== Provided data

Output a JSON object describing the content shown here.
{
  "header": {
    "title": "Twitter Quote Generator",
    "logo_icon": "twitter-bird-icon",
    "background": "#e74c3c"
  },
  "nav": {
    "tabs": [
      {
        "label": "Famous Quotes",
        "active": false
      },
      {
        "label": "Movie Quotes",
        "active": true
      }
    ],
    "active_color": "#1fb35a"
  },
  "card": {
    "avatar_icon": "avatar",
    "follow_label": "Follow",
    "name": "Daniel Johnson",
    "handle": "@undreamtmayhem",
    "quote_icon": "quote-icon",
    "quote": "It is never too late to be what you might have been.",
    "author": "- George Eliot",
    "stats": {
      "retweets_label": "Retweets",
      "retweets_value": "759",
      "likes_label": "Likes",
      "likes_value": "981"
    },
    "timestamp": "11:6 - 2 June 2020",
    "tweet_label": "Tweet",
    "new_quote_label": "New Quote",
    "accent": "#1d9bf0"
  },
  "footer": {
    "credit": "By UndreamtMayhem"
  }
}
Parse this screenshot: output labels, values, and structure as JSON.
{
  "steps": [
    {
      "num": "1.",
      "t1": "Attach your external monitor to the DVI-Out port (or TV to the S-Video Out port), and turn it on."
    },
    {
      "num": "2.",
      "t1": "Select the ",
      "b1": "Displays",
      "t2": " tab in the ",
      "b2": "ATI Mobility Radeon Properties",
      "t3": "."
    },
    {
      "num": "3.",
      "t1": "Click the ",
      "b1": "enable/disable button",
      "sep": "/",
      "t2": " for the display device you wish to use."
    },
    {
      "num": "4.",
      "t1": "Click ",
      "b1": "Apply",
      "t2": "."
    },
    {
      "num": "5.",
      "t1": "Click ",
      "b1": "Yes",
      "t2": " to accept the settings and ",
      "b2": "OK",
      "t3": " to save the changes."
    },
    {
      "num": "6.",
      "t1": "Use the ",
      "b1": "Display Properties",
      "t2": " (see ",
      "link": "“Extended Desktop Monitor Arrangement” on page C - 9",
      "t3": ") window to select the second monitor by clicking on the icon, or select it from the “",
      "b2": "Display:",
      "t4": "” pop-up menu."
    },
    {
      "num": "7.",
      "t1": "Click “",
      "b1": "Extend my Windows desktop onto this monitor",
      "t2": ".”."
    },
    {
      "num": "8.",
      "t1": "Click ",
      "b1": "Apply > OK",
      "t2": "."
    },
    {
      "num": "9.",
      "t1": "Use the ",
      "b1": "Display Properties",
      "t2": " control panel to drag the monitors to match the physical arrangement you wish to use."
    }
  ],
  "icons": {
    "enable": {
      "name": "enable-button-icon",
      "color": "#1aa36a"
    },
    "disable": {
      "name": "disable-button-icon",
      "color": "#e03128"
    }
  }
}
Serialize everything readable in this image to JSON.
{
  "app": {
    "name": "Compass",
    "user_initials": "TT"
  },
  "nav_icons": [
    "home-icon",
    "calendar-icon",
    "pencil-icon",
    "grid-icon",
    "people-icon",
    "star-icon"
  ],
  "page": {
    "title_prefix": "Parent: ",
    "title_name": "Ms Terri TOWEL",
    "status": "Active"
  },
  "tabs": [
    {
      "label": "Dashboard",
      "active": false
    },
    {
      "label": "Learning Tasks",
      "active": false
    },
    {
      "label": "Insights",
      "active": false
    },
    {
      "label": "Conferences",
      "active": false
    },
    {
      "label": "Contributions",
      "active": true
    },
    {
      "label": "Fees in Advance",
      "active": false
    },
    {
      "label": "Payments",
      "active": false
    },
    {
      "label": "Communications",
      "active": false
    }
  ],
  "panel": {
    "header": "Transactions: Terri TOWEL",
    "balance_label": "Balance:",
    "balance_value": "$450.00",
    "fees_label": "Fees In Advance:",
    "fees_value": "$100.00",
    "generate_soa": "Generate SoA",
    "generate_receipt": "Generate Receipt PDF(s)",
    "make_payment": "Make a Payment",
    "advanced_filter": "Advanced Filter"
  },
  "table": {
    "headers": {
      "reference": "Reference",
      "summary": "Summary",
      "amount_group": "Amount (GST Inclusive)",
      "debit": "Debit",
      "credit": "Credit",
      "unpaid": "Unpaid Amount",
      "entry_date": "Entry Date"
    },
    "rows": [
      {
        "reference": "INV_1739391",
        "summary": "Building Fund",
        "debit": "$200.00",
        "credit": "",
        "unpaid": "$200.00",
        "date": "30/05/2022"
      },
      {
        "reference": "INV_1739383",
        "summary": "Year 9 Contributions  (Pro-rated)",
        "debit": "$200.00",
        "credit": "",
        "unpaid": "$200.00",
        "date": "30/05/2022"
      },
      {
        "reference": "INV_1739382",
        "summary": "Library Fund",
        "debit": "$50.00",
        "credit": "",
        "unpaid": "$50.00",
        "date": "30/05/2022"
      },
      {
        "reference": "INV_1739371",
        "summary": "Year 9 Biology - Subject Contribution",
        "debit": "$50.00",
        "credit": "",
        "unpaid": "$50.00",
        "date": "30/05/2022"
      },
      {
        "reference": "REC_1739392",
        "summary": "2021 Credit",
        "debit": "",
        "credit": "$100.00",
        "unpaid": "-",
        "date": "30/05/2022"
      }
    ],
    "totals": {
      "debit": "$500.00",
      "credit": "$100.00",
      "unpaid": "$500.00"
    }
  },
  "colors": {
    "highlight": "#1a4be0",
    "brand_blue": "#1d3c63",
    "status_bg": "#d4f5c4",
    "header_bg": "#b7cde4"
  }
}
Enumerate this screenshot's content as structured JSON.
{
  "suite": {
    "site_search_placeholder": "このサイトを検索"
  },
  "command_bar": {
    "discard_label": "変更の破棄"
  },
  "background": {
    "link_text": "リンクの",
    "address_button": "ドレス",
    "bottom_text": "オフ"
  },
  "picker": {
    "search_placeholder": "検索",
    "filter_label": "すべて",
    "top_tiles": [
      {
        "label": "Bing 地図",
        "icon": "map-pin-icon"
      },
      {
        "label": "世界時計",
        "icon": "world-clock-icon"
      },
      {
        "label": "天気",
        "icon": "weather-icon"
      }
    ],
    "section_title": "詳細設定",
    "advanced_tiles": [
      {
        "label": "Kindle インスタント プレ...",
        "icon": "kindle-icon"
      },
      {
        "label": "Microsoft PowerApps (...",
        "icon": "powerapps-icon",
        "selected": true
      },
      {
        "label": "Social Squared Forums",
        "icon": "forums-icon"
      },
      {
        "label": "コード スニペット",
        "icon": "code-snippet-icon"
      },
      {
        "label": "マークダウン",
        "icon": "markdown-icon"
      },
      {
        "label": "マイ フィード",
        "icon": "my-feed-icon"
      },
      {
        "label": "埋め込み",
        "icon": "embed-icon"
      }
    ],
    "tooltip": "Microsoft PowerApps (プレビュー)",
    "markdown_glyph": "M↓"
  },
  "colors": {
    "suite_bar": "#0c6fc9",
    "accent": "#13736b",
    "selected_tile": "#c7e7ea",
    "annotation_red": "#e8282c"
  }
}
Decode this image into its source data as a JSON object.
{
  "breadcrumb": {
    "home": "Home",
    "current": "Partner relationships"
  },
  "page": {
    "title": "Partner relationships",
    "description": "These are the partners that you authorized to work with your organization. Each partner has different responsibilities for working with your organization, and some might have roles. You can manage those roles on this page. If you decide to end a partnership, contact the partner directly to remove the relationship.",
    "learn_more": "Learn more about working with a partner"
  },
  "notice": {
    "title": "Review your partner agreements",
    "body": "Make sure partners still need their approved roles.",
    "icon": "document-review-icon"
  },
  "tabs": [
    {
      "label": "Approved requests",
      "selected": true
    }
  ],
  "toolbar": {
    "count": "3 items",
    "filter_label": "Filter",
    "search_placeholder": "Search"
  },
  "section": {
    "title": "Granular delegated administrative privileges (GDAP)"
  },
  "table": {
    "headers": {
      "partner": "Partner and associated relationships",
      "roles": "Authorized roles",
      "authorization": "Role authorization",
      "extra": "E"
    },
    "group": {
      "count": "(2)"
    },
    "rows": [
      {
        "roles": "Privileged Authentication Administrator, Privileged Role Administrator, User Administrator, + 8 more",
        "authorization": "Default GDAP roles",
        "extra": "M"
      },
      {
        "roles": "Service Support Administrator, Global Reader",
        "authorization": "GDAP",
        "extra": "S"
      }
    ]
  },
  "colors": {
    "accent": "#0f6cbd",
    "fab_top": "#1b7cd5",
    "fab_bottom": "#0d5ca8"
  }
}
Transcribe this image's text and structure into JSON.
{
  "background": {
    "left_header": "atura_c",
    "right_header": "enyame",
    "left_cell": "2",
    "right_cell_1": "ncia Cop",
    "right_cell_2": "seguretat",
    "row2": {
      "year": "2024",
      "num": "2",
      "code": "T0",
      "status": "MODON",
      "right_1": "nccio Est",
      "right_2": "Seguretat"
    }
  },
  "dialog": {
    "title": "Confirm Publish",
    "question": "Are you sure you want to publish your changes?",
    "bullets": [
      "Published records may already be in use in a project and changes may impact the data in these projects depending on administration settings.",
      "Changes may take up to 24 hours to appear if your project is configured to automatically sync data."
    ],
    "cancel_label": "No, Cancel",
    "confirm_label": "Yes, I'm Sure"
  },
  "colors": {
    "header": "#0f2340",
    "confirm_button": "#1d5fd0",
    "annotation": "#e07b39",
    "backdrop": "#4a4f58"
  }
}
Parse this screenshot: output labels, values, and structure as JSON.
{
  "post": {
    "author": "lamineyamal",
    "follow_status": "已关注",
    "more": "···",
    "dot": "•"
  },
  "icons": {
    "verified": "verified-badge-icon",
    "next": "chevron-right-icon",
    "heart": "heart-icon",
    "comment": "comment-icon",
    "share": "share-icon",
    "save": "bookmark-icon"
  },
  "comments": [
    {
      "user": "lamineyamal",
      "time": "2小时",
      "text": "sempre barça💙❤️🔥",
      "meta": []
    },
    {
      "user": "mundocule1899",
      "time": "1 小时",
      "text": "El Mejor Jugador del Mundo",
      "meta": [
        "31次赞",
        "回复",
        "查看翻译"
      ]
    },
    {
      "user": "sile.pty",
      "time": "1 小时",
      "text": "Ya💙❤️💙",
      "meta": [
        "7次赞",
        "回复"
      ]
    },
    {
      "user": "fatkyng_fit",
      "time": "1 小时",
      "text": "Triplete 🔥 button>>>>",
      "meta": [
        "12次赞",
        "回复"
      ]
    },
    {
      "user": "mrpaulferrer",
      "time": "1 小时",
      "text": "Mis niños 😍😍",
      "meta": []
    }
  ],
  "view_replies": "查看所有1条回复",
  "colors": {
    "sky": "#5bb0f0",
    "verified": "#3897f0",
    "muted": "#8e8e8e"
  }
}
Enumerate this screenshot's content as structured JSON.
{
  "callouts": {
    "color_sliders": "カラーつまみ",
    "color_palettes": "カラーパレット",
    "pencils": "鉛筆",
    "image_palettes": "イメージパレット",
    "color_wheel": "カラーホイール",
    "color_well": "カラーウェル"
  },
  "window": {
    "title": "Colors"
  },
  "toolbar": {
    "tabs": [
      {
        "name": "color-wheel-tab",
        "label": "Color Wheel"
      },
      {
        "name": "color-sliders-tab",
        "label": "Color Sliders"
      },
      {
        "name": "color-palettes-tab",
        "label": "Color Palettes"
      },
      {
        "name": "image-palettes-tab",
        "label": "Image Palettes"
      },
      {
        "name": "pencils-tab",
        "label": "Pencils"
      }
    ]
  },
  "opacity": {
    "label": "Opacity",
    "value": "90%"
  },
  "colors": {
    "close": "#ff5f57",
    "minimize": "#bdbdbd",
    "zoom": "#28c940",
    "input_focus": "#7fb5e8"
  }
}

====

To do:
Scan the material above for the string "summary" and return the lines that hold it.

Output for this task:
      "summary": "Summary",
        "summary": "Building Fund",
        "summary": "Year 9 Contributions  (Pro-rated)",
        "summary": "Library Fund",
        "summary": "Year 9 Biology - Subject Contribution",
        "summary": "2021 Credit",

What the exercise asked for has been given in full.